**TASK TO CARRY OUT:**
Convert the part of the material that opens with the line containing "row-change: -116 <box>1035 660 1201 737</box>" and closes with the line containing "table-row: निफ्टी 18,696", both lines included, into a JSON list of strings with one string per line and any blank lines omitted. Do not convert any other lines.

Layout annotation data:
--- BEGIN ---

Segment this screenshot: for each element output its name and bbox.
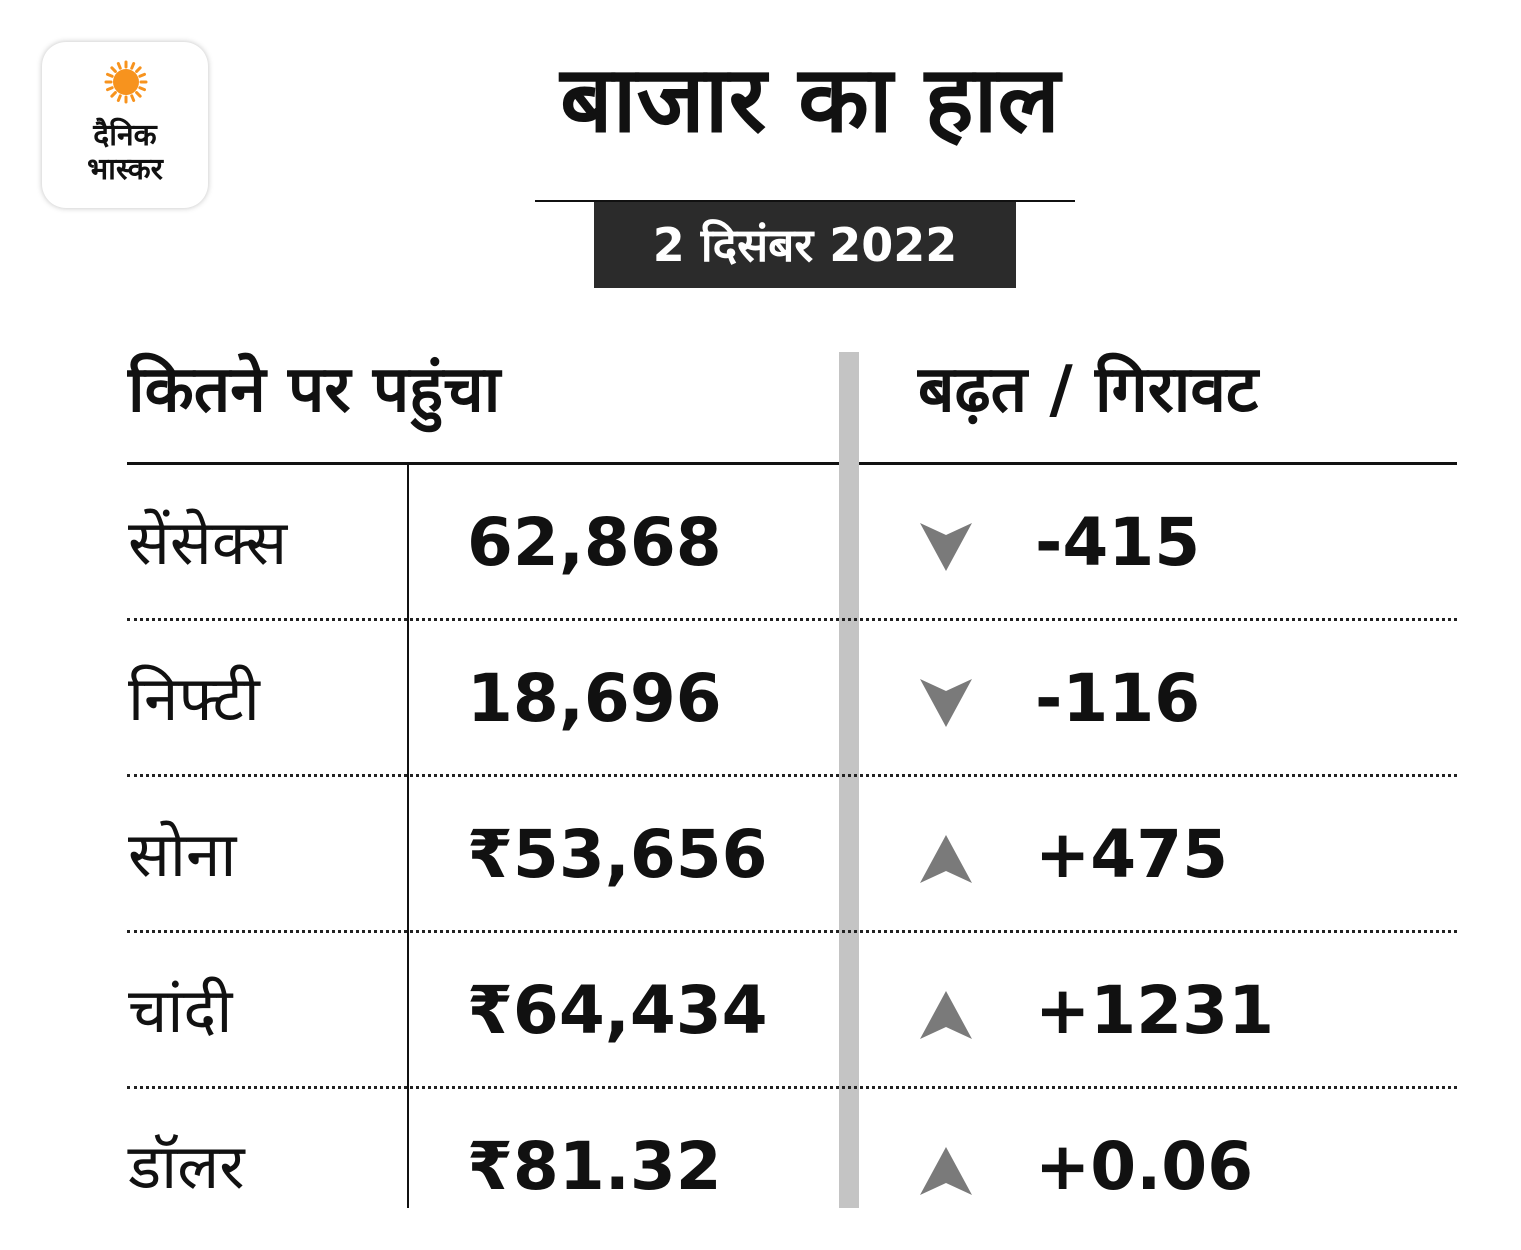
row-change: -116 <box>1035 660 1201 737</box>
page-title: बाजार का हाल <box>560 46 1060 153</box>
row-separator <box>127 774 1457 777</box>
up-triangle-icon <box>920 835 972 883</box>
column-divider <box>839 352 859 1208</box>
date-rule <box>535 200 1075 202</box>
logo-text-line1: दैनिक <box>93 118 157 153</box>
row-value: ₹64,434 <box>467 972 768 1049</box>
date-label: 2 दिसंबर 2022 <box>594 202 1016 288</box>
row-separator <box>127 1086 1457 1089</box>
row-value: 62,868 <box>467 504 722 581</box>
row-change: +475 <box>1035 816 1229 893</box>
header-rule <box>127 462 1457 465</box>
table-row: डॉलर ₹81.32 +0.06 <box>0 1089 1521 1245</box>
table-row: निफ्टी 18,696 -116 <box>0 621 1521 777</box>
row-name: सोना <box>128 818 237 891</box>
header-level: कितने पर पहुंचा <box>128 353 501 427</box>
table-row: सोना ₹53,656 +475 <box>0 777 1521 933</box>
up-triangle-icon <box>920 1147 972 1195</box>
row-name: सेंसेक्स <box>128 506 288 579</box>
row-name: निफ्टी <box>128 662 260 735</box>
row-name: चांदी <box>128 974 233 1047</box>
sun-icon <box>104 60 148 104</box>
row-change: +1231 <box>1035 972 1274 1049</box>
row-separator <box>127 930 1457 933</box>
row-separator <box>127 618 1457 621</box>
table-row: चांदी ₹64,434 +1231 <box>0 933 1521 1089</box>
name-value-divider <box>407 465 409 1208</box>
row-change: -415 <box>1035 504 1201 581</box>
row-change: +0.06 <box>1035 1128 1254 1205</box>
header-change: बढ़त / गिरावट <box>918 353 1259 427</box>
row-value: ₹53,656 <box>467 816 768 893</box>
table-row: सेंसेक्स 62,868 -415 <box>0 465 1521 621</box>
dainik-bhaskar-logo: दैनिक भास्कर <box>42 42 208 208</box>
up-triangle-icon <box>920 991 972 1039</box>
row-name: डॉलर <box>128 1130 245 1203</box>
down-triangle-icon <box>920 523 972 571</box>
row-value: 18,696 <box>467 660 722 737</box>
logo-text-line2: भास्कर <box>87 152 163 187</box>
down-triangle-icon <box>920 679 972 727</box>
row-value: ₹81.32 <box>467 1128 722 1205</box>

--- END ---
--- BEGIN ---

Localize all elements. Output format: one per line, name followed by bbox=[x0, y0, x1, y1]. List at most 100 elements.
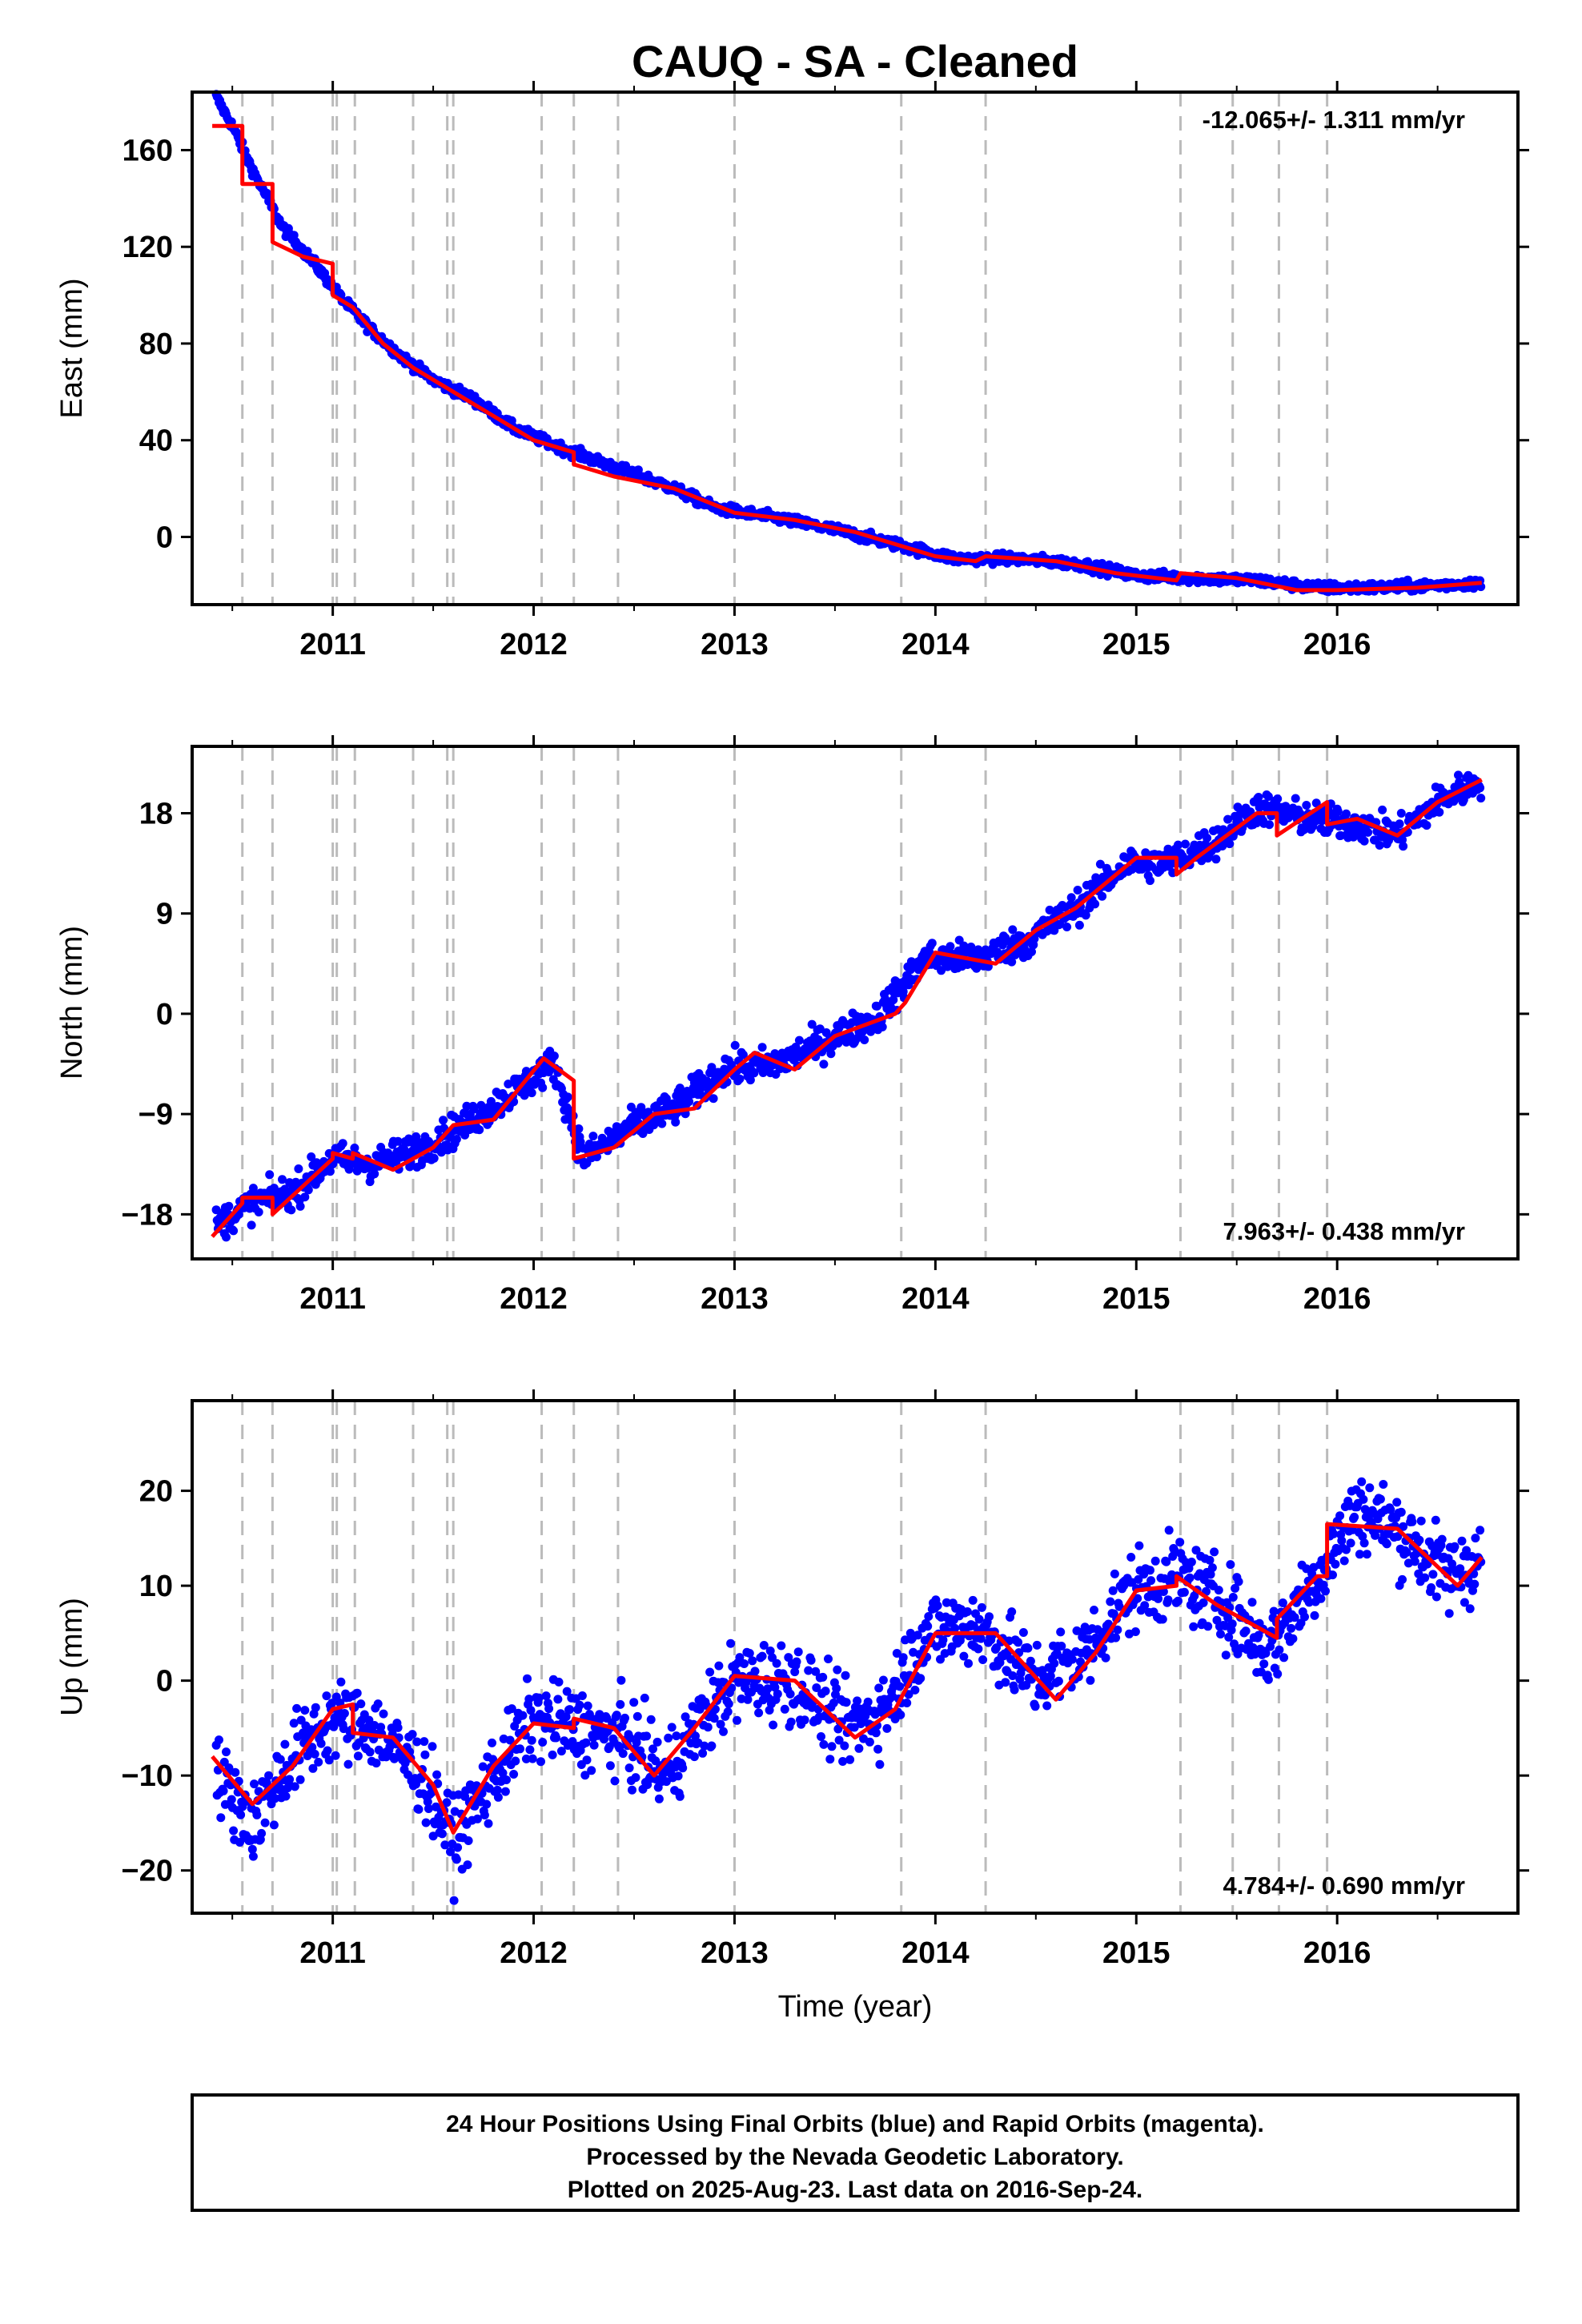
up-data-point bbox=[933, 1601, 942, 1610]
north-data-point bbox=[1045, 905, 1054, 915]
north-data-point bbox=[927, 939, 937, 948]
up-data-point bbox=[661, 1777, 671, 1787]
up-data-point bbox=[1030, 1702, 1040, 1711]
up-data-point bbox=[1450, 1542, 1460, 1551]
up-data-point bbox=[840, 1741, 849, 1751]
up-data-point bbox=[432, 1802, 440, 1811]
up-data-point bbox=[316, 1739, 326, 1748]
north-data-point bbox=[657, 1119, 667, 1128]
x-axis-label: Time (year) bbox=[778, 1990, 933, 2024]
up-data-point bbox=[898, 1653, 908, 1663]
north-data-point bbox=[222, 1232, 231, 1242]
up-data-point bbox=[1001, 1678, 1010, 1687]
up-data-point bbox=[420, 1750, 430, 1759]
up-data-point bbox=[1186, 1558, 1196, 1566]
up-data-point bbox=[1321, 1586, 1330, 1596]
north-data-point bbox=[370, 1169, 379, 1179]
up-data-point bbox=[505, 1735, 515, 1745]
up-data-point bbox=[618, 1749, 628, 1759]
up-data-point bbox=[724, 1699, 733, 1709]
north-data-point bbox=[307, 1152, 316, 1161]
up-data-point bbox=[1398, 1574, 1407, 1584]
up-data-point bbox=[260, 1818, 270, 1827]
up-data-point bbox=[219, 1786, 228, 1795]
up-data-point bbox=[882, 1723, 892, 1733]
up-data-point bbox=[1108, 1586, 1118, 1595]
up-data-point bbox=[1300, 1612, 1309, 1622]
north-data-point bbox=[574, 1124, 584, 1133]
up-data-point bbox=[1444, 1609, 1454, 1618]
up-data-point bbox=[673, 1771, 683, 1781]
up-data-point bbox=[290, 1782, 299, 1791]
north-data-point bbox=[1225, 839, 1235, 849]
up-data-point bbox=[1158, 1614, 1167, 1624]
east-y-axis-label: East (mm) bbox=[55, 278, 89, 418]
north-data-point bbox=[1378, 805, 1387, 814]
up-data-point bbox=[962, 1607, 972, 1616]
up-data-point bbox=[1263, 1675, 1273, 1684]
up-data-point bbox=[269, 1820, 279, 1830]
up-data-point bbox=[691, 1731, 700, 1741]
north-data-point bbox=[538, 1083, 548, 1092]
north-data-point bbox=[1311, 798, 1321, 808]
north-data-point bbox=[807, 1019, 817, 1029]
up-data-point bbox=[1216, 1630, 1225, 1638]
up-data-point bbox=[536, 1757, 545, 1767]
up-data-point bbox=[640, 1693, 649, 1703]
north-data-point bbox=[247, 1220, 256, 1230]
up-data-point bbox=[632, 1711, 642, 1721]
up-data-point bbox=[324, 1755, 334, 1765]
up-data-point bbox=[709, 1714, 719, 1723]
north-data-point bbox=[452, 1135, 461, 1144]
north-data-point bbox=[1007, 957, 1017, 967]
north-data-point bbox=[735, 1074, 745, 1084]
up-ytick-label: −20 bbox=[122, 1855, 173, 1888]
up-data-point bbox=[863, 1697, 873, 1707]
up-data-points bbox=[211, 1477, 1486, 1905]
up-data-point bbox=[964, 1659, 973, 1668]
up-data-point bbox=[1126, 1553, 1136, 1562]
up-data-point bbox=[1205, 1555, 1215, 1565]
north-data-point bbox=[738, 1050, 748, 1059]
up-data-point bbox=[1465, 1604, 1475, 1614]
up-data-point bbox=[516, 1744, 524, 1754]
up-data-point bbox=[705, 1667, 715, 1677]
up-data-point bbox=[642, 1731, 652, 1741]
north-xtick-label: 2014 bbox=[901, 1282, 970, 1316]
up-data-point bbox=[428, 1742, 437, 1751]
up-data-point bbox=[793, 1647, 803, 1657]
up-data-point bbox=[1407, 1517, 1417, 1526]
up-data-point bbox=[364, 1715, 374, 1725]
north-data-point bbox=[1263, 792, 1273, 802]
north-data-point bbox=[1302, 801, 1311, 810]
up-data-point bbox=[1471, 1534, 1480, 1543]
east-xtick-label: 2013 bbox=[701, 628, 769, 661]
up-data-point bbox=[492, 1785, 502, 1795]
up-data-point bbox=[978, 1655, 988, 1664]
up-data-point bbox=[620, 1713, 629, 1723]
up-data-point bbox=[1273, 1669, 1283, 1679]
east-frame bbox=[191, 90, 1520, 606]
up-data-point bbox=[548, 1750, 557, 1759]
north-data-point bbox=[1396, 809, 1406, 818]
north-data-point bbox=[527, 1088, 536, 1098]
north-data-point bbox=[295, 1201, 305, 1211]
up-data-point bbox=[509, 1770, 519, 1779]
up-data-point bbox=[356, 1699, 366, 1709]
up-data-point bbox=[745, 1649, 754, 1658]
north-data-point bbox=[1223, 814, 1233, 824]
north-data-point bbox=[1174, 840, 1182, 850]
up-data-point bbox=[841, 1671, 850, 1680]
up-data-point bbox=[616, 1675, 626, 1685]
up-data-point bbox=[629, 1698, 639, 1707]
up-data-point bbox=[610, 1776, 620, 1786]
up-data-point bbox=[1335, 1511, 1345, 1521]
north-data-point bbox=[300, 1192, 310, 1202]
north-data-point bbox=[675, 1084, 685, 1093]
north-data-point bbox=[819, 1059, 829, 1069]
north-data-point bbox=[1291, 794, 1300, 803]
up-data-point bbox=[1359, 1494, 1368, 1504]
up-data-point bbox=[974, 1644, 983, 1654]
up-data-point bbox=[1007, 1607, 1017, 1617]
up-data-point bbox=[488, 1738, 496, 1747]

--- END ---

**EXERCISE RESPONSE:**
[
  "row-change: -116 <box>1035 660 1201 737</box>",
  "page-title: बाजार का हाल <box>560 46 1060 153</box>",
  "row-separator <box>127 774 1457 777</box>",
  "up-triangle-icon <box>920 835 972 883</box>",
  "column-divider <box>839 352 859 1208</box>",
  "date-rule <box>535 200 1075 202</box>",
  "logo-text-line1: दैनिक <box>93 118 157 153</box>",
  "row-value: ₹64,434 <box>467 972 768 1049</box>",
  "date-label: 2 दिसंबर 2022 <box>594 202 1016 288</box>",
  "row-separator <box>127 1086 1457 1089</box>",
  "row-value: 62,868 <box>467 504 722 581</box>",
  "row-change: +475 <box>1035 816 1229 893</box>",
  "header-rule <box>127 462 1457 465</box>",
  "table-row: डॉलर ₹81.32 +0.06 <box>0 1089 1521 1245</box>",
  "table-row: निफ्टी 18,696 -116 <box>0 621 1521 777</box>"
]